### Excerpted records
· · · · ·

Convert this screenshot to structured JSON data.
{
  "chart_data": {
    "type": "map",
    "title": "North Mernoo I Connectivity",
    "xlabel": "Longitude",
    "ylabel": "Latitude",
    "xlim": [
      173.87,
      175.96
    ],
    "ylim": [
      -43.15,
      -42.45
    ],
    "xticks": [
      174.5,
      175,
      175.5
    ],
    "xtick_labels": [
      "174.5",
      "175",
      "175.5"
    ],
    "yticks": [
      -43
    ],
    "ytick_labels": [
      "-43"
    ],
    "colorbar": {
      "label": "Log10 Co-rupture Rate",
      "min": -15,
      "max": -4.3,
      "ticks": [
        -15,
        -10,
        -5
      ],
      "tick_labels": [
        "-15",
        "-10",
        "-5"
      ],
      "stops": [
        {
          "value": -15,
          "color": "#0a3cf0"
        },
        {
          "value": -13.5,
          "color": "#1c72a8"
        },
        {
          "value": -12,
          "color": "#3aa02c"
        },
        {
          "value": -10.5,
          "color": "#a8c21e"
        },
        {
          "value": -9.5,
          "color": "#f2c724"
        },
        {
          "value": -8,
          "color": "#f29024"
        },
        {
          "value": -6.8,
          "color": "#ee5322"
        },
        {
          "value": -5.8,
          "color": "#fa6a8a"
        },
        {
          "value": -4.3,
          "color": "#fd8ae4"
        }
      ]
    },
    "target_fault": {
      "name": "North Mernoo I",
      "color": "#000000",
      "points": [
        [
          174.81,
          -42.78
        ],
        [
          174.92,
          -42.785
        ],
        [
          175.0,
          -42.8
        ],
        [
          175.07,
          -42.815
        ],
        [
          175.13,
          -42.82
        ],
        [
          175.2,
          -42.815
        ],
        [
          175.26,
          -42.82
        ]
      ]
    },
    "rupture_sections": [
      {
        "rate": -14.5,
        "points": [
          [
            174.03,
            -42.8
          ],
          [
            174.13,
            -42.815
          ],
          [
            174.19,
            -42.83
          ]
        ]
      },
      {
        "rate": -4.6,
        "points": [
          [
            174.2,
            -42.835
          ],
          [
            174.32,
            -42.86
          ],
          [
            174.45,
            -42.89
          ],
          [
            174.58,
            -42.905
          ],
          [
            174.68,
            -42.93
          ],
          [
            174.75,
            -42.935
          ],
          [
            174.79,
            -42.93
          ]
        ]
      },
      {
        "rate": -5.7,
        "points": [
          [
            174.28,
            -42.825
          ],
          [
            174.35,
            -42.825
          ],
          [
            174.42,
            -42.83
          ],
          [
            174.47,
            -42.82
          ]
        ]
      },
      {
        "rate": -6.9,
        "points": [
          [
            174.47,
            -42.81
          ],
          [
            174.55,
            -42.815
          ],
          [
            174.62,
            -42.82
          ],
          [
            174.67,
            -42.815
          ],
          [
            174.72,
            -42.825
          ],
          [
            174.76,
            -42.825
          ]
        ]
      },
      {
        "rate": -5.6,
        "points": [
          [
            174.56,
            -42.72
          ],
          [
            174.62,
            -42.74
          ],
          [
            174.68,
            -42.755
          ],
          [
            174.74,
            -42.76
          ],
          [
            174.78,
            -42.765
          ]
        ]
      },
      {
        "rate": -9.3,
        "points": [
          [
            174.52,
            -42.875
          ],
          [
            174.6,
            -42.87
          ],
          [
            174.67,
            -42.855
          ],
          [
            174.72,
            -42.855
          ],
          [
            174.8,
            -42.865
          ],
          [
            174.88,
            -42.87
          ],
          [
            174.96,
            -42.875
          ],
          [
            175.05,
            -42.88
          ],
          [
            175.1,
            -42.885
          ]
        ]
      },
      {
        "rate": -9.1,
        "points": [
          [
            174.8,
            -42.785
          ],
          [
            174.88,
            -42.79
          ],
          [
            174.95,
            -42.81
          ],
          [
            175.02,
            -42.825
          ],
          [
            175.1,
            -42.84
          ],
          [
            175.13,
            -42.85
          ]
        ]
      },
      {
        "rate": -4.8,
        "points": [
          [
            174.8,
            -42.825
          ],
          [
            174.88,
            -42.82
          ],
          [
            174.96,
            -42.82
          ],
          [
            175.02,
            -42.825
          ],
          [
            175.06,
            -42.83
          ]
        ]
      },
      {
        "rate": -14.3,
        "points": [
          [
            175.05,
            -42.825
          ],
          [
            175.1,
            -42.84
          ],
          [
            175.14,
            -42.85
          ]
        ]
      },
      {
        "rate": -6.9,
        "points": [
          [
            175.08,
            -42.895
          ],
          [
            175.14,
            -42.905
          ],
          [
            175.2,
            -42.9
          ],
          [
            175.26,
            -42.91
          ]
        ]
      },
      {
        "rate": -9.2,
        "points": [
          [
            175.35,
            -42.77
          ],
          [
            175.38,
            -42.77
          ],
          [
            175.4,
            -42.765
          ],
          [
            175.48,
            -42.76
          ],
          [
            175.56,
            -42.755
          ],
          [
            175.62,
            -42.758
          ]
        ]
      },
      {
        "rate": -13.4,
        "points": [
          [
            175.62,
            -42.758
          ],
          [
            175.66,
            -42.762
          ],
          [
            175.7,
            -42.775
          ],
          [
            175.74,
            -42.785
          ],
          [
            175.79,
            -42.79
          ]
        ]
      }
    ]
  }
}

· · · · ·

### Stated goal
Give only the number of lines in the data that hold the word "Mernoo".

### Answer for this exercise
2